* Task goal
Write the next part of the mailing-list thread on RCU expedited grace periods, starting right after its final line.

* Reading passage
A CONFIG_RCU_EXP_KTHREAD would make sense. If it is user-settable,
it needs to depend on CONFIG_RCU_EXPERT. One big advantage of being
user-settable is that it provides an easy workaround should someone
somewhere run into problems with this change.
Thanx, Paul
> Thanks,
> Kalesh
>
> >
> > Another approach would be to have a separate kthread_worker for each
> > leaf rcu_node structure.
> >
> > The first approach would be safer in that it would avoid changing
> > behavior for systems not needing ultrafast expedited grace-period
> > latencies. It might also make more sense for systems built with
> > CONFIG_PREEMPT_NONE=y or CONFIG_PREEMPT_VOLUNTARY=y.
> >
> > I don't see a reason to make this switchable at boot time, but others
> > might be able to provide good reasons.
> >
> > Either way, good encapsulation will of course be necessary.
> >
> > > rnp->exp_need_flush = true;
> > > }
> > >
> > > /* Wait for workqueue jobs (if any) to complete. */
> > > rcu_for_each_leaf_node(rnp)
> > > if (rnp->exp_need_flush)

Box annotation data
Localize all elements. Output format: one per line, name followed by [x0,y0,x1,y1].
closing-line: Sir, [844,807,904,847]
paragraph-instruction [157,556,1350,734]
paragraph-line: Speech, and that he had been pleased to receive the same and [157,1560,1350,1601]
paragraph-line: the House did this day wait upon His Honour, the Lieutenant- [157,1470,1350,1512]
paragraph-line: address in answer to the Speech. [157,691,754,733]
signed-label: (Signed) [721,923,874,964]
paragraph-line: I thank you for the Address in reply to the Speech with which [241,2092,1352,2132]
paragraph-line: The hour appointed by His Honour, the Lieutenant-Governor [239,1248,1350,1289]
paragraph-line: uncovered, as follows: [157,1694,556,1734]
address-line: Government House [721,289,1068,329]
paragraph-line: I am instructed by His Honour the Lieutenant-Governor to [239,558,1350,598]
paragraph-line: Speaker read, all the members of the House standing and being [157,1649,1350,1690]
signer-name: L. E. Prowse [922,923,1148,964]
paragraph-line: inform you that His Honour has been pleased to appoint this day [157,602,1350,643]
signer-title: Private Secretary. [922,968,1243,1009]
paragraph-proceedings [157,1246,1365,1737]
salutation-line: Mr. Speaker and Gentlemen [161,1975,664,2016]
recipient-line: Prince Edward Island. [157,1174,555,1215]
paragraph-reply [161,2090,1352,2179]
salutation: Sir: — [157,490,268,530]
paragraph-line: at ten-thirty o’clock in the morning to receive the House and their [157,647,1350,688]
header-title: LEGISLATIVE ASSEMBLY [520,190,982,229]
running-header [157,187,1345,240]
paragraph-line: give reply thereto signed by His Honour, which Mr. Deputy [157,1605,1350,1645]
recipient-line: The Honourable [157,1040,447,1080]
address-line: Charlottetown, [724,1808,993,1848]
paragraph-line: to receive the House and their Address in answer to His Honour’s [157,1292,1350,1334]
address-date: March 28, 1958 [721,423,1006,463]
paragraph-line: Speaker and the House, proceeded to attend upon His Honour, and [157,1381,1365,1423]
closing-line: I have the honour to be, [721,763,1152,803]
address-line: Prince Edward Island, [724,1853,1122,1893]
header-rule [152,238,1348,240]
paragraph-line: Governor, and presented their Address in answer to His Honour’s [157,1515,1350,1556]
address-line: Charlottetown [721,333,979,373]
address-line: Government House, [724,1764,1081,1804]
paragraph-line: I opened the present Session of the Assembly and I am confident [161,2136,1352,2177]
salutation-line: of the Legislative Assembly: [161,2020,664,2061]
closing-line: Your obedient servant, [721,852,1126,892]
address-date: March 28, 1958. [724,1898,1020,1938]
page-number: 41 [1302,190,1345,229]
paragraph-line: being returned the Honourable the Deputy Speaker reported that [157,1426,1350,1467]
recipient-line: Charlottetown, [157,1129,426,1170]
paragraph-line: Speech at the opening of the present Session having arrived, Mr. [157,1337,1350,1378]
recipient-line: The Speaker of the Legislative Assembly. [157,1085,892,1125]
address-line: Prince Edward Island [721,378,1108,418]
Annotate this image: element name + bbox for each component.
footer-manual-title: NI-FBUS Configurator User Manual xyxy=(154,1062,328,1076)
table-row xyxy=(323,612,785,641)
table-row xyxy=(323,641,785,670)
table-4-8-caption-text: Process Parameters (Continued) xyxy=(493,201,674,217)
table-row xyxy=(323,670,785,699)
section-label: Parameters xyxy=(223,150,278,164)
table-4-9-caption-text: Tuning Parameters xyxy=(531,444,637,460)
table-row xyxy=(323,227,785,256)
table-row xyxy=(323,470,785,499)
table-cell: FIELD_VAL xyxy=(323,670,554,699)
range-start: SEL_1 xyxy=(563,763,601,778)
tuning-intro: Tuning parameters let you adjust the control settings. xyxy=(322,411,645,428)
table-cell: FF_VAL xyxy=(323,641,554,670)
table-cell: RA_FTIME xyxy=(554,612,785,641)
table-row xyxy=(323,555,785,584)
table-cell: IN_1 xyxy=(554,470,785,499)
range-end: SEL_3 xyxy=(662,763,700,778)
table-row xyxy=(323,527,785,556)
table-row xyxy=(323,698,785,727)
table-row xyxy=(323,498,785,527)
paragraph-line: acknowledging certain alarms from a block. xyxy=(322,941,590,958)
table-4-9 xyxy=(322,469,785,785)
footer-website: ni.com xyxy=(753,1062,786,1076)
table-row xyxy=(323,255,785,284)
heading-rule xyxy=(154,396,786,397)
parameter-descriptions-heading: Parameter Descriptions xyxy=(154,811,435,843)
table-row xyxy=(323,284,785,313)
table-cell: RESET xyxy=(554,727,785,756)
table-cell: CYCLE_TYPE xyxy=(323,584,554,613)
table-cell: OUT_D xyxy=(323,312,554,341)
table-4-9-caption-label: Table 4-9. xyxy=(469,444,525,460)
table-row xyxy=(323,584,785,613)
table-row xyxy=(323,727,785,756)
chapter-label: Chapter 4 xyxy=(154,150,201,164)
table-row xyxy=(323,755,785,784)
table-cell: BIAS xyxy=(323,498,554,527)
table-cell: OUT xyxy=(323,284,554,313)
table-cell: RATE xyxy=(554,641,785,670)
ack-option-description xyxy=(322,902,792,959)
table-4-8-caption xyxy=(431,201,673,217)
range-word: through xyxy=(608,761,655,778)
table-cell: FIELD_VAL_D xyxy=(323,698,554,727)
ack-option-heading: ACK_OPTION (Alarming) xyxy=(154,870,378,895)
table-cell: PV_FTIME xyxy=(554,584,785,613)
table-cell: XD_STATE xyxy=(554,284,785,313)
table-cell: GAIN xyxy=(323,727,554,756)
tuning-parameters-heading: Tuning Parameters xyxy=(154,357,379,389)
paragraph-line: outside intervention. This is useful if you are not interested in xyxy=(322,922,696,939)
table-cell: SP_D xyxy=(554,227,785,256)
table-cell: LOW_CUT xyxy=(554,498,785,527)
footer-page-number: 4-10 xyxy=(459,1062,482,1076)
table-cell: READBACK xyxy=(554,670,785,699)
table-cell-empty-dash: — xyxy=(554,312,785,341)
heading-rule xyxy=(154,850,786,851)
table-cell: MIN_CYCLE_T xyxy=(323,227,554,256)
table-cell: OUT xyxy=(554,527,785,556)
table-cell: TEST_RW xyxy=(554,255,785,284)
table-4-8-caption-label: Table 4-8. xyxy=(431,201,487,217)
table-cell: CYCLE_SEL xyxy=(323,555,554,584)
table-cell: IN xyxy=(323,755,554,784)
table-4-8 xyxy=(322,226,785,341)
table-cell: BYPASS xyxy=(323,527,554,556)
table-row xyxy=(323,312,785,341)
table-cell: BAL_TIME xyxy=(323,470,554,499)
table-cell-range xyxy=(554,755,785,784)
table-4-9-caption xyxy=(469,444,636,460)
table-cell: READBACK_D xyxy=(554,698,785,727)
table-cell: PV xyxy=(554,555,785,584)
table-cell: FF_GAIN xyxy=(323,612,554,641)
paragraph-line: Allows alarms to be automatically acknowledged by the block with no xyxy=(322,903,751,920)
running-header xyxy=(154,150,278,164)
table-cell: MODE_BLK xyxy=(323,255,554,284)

* Written response
> > > - flush_work(&rnp->rew.rew_work);
> > > + kthread_flush_work(&rnp->rew.rew_work);
> > > }
> > >
> > > /*
> > > @@ -625,7 +623,7 @@ static void rcu_exp_sel_wait_wake(unsigned long s)
> > > /*
> > > * Work-queue handler to drive an expedited grace period forward.
> > > */
> > > -static void wait_rcu_exp_gp(struct work_struct *wp)
> > > +static void wait_rcu_exp_gp(struct kthread_work *wp)
> > > {
> > > struct rcu_exp_work *rewp;
> > >
> > > @@ -848,20 +846,17 @@ void synchronize_rcu_expedited(void)
> > > } else {
> > > /* Marshall arguments & schedule the expedited grace period. */
> > > rew.rew_s = s;
> > > - INIT_WORK_ONSTACK(&rew.rew_work, wait_rcu_exp_gp);
> > > - queue_work(rcu_gp_wq, &rew.rew_work);
> > > + kthread_init_work(&rew.rew_work, wait_rcu_exp_gp);
> > > + kthread_queue_work(rcu_exp_gp_kworker, &rew.rew_work);
> > > }
> > >
> > > /* Wait for expedited grace period to complete. */
> > > rnp = rcu_get_root();
> > > wait_event(rnp->exp_wq[rcu_seq_ctr(s) & 0x3],
> > > sync_exp_work_done(s));
> > > - smp_mb(); /* Workqueue actions happen before return. */
> > > + smp_mb(); /* kthread actions happen before return. */
> > >
> > > /* Let the next expedited grace period start. */
> > > mutex_unlock(&rcu_state.exp_mutex);
> > > -
> > > - if (likely(!boottime))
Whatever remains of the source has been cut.